• Materials provided:
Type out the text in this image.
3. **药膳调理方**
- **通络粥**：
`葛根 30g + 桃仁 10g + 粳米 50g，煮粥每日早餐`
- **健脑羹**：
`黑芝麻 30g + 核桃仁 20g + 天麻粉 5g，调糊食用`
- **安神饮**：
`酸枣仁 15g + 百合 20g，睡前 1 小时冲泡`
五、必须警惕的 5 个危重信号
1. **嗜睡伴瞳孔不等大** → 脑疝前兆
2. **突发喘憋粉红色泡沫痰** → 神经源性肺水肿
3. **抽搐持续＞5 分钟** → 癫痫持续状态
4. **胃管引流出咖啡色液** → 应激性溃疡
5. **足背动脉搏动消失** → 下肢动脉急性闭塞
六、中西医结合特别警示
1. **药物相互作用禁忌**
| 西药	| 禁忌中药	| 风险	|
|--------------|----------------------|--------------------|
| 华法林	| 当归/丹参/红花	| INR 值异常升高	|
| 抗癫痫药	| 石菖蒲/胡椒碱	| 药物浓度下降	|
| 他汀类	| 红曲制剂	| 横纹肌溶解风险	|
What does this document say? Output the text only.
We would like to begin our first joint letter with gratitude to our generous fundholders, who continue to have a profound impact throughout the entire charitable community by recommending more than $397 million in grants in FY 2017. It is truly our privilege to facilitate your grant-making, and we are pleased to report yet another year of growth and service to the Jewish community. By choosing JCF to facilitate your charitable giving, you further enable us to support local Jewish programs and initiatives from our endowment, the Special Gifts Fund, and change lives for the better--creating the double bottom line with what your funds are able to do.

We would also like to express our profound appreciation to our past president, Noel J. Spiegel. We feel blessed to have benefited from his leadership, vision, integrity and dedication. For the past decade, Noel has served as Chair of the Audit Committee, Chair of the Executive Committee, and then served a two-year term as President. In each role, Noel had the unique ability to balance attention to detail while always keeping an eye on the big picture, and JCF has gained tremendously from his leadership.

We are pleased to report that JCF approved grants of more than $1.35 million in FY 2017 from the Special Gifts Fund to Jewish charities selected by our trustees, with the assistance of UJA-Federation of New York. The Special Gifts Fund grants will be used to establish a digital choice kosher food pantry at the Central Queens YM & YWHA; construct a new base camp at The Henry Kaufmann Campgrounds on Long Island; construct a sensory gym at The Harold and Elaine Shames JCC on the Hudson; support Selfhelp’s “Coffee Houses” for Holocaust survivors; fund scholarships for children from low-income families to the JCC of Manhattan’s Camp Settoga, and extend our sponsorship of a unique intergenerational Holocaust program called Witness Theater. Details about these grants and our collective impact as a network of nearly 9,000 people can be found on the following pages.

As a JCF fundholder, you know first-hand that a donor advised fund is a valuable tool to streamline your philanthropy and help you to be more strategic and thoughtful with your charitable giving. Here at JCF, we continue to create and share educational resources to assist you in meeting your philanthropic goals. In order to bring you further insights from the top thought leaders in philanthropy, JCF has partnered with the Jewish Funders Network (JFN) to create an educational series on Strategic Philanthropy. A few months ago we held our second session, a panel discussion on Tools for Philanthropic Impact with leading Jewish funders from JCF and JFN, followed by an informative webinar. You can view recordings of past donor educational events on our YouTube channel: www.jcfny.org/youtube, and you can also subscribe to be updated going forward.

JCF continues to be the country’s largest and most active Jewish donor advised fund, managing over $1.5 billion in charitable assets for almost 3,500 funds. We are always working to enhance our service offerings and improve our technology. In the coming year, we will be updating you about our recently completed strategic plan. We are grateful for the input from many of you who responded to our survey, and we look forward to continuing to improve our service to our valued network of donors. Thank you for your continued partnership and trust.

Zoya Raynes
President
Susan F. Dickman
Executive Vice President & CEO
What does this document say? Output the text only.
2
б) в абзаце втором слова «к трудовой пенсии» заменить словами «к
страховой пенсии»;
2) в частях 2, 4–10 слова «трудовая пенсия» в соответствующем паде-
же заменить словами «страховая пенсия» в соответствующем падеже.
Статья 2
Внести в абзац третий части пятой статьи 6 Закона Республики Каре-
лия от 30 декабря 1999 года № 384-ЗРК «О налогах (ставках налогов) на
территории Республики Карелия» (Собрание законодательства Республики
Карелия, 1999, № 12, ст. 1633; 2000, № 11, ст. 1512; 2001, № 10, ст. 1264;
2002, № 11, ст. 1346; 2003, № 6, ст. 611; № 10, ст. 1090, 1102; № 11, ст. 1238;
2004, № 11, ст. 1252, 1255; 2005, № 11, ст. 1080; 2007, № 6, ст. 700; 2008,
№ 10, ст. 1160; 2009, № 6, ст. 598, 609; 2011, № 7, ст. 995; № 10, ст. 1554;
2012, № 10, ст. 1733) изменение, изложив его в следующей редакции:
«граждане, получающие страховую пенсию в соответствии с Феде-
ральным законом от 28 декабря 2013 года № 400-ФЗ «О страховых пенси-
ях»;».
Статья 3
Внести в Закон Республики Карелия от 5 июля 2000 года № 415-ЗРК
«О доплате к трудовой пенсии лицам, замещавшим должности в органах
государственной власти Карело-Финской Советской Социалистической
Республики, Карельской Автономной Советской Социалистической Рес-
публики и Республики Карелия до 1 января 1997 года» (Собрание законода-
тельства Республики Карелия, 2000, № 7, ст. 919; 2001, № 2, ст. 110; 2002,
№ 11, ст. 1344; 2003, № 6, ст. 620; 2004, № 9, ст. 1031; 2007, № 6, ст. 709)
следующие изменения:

...

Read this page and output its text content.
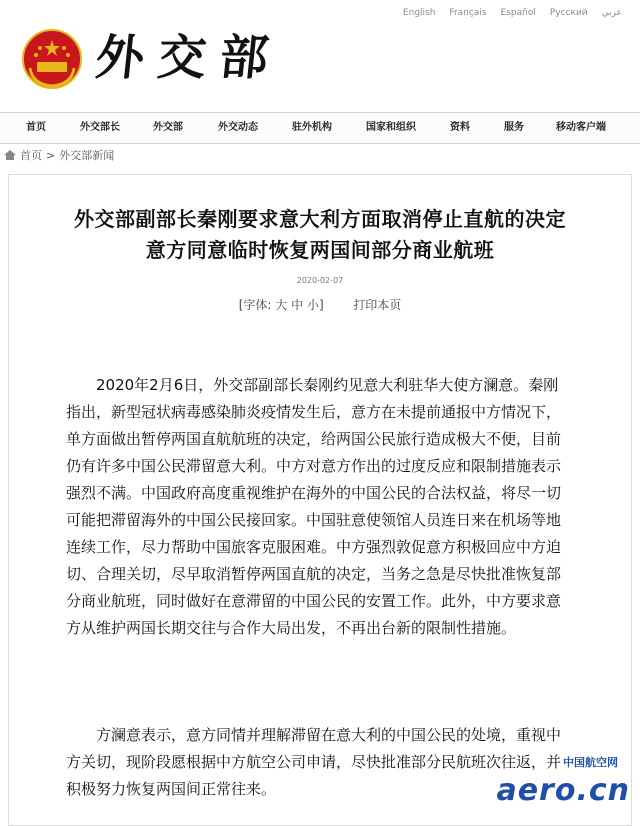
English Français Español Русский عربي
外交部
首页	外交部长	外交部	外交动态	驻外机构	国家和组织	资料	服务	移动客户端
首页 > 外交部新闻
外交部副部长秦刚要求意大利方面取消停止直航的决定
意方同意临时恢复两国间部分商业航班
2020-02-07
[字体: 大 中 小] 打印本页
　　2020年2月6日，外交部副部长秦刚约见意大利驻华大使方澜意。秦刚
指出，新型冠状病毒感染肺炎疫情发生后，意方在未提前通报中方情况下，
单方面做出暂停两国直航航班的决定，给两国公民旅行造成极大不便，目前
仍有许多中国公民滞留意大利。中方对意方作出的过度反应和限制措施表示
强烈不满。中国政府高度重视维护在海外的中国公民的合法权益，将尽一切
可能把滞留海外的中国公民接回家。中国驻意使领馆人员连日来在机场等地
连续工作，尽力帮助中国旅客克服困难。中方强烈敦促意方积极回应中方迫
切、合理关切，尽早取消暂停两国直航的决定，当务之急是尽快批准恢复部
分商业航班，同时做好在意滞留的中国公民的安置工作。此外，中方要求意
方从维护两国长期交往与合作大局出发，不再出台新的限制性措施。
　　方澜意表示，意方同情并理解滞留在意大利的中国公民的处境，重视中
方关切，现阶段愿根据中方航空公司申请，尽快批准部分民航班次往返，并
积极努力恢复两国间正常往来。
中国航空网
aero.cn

==

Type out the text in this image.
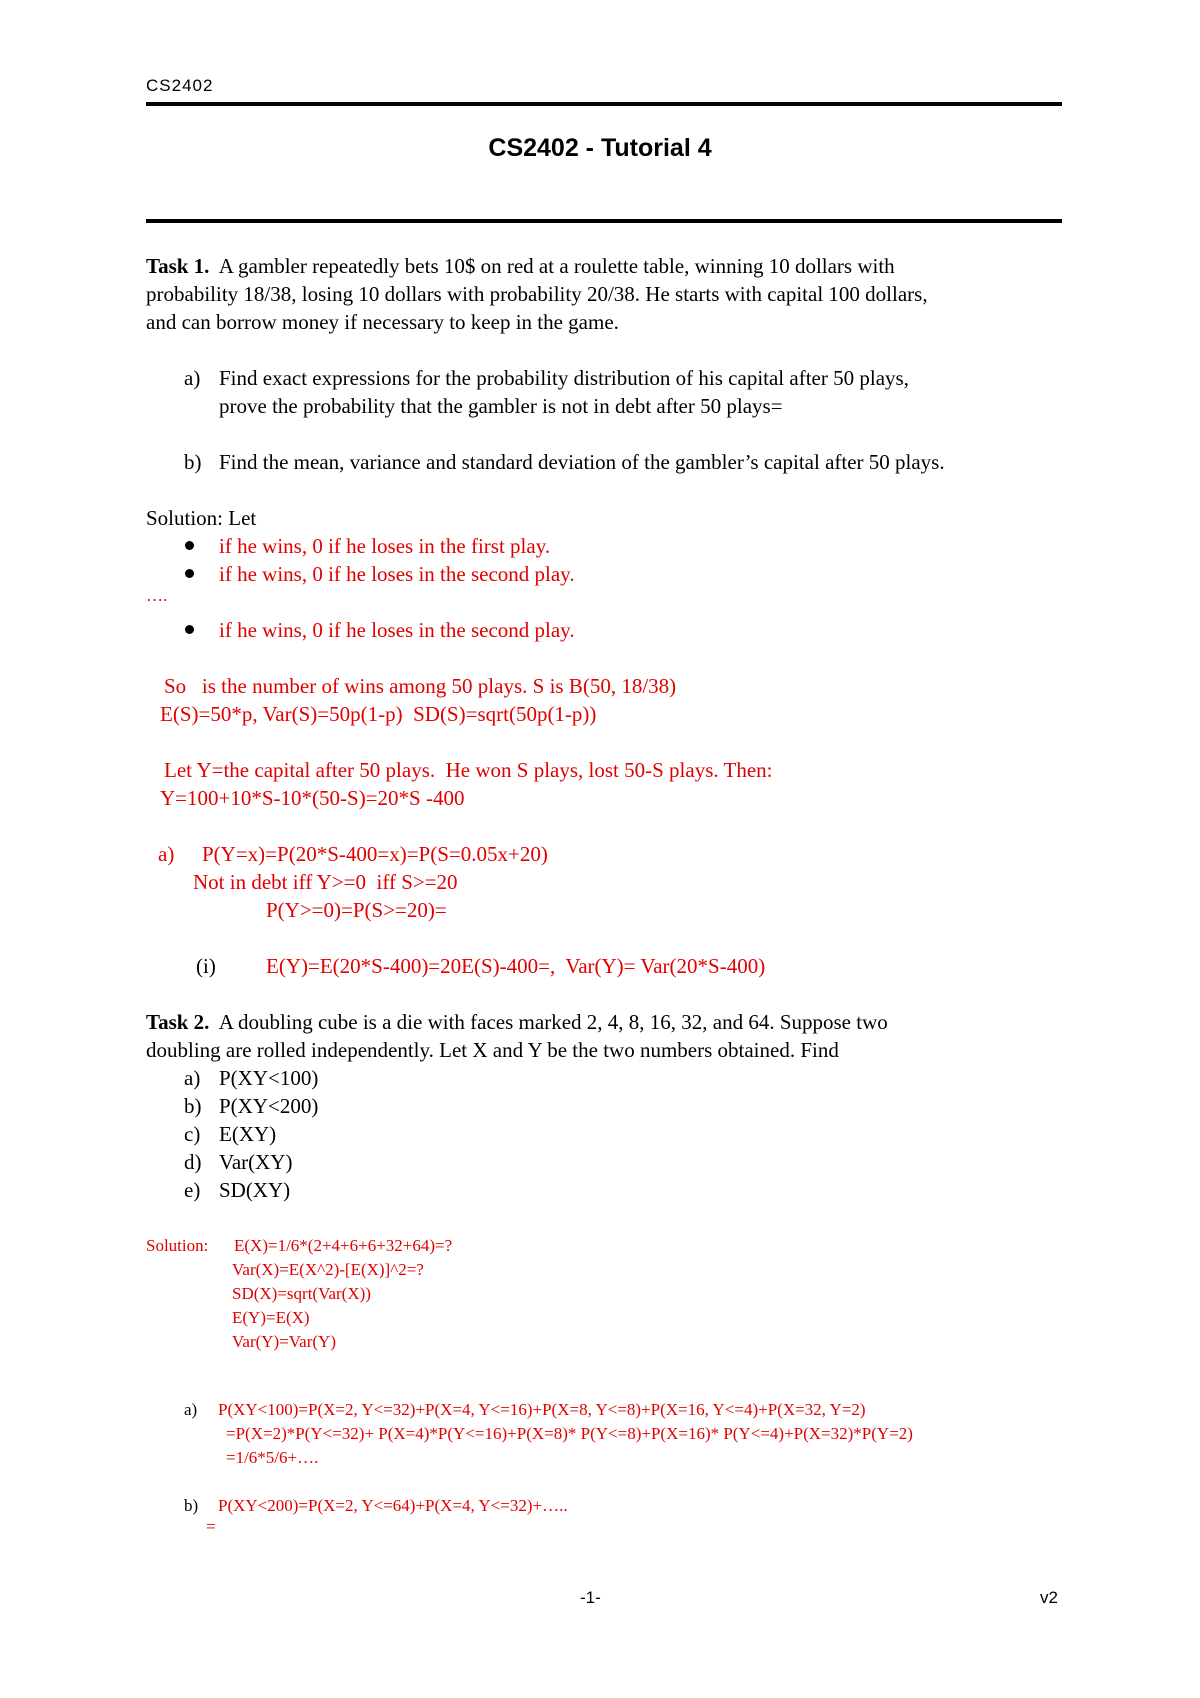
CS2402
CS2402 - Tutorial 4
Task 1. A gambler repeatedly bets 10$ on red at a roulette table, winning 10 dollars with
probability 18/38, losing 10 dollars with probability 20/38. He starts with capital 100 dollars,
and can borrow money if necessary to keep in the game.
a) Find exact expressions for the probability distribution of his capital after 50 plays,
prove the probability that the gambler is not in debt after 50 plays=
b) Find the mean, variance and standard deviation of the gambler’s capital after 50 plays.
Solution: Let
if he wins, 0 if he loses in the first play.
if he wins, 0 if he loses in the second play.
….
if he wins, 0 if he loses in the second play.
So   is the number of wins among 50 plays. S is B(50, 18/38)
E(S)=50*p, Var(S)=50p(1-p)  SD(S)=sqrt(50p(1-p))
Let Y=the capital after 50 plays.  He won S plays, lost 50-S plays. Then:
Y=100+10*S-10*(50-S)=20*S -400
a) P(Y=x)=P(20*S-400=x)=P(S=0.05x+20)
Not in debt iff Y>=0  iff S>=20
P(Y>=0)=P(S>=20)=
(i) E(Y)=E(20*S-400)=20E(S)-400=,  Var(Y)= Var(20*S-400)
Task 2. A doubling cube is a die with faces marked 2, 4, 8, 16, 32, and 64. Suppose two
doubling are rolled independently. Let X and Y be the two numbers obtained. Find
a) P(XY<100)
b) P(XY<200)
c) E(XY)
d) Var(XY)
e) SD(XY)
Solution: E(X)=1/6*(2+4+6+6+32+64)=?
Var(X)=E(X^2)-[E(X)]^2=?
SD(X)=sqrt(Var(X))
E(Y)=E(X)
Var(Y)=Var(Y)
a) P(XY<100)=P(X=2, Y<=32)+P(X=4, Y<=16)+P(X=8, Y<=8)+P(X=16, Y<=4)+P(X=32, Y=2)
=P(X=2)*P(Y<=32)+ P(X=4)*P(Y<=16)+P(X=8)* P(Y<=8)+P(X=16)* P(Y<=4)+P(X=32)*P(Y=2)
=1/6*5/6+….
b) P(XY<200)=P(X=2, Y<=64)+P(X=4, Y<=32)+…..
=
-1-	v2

• Task requirements:
Copy all lines of the material above where the string "wins" occurs.

• Exercise response:
if he wins, 0 if he loses in the first play.
if he wins, 0 if he loses in the second play.
if he wins, 0 if he loses in the second play.
So   is the number of wins among 50 plays. S is B(50, 18/38)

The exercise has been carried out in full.